- Objective
What lines of the data hold the string "source"? Pull each one out.

- Given entries
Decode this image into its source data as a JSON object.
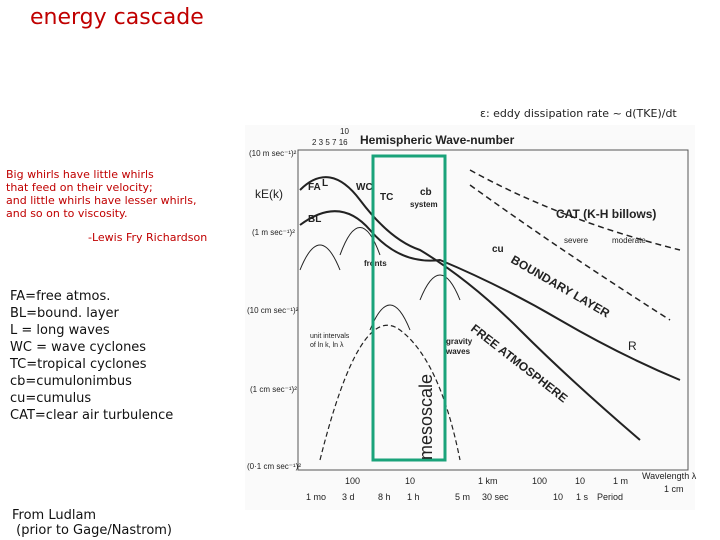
{
  "header": {
    "title": "energy cascade"
  },
  "note": "ε: eddy dissipation rate ~ d(TKE)/dt",
  "quote": {
    "lines": [
      "Big whirls have little whirls",
      "that feed on their velocity;",
      "and little whirls have lesser whirls,",
      "and so on to viscosity.",
      "-Lewis Fry Richardson"
    ]
  },
  "legend": {
    "lines": [
      "FA=free atmos.",
      "BL=bound. layer",
      "L = long waves",
      "WC = wave cyclones",
      "TC=tropical cyclones",
      "cb=cumulonimbus",
      "cu=cumulus",
      "CAT=clear air turbulence"
    ]
  },
  "source": {
    "lines": [
      "From Ludlam",
      " (prior to Gage/Nastrom)"
    ]
  },
  "figure": {
    "title": "Hemispheric Wave-number",
    "wavenumbers": [
      "2 3 5 7 16",
      "10"
    ],
    "y_axis_label": "kE(k)",
    "y_labels": [
      "(10 m sec⁻¹)²",
      "(1 m sec⁻¹)²",
      "(10 cm sec⁻¹)²",
      "(1 cm sec⁻¹)²",
      "(0·1 cm sec⁻¹)²"
    ],
    "wavelength_labels": [
      "100",
      "10",
      "1 km",
      "100",
      "10",
      "1 m",
      "Wavelength λ",
      "1 cm"
    ],
    "period_labels": [
      "1 mo",
      "3 d",
      "8 h",
      "1 h",
      "5 m",
      "30 sec",
      "10",
      "1 s",
      "Period"
    ],
    "curve_labels": [
      "FA",
      "BL",
      "L",
      "WC",
      "TC",
      "cb",
      "system",
      "cu",
      "fronts",
      "gravity",
      "waves",
      "CAT (K-H billows)",
      "severe",
      "moderate",
      "BOUNDARY LAYER",
      "FREE ATMOSPHERE",
      "R",
      "unit intervals",
      "of ln k, ln λ"
    ],
    "highlight_label": "mesoscale"
  }
}
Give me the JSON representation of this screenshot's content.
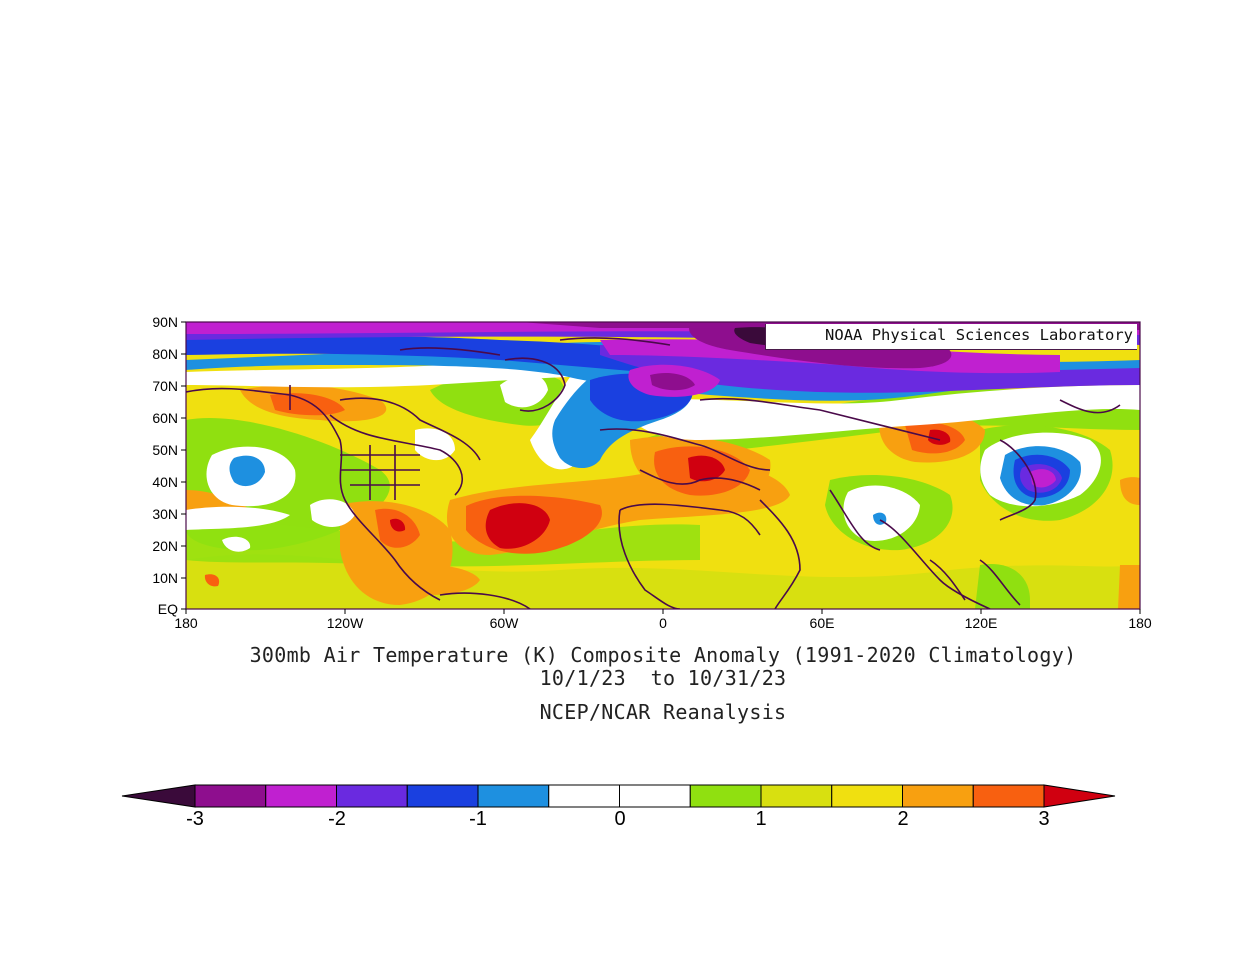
{
  "map": {
    "latitude_labels": [
      "90N",
      "80N",
      "70N",
      "60N",
      "50N",
      "40N",
      "30N",
      "20N",
      "10N",
      "EQ"
    ],
    "longitude_labels": [
      "180",
      "120W",
      "60W",
      "0",
      "60E",
      "120E",
      "180"
    ],
    "credit": "NOAA Physical Sciences Laboratory",
    "colors": {
      "min": "#3a0a3a",
      "deep_purple": "#8e0e8e",
      "magenta": "#c020d0",
      "violet": "#6a2ae0",
      "blue": "#1a40e0",
      "light_blue": "#1e90e0",
      "white": "#ffffff",
      "green": "#90e010",
      "yellow_green": "#d8e010",
      "yellow": "#f0e010",
      "orange": "#f8a010",
      "dark_orange": "#f86010",
      "red": "#d00010",
      "coastline": "#4a0a4a"
    }
  },
  "title": {
    "line1": "300mb Air Temperature (K) Composite Anomaly (1991-2020 Climatology)",
    "line2": "10/1/23  to 10/31/23",
    "line3": "NCEP/NCAR Reanalysis"
  },
  "colorbar": {
    "labels": [
      "-3",
      "-2",
      "-1",
      "0",
      "1",
      "2",
      "3"
    ],
    "segment_colors": [
      "#8e0e8e",
      "#c020d0",
      "#6a2ae0",
      "#1a40e0",
      "#1e90e0",
      "#ffffff",
      "#ffffff",
      "#90e010",
      "#d8e010",
      "#f0e010",
      "#f8a010",
      "#f86010"
    ],
    "min_arrow_color": "#3a0a3a",
    "max_arrow_color": "#d00010"
  }
}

- Output for this exercise
Decode this image into its source data as a JSON object.
  "source": {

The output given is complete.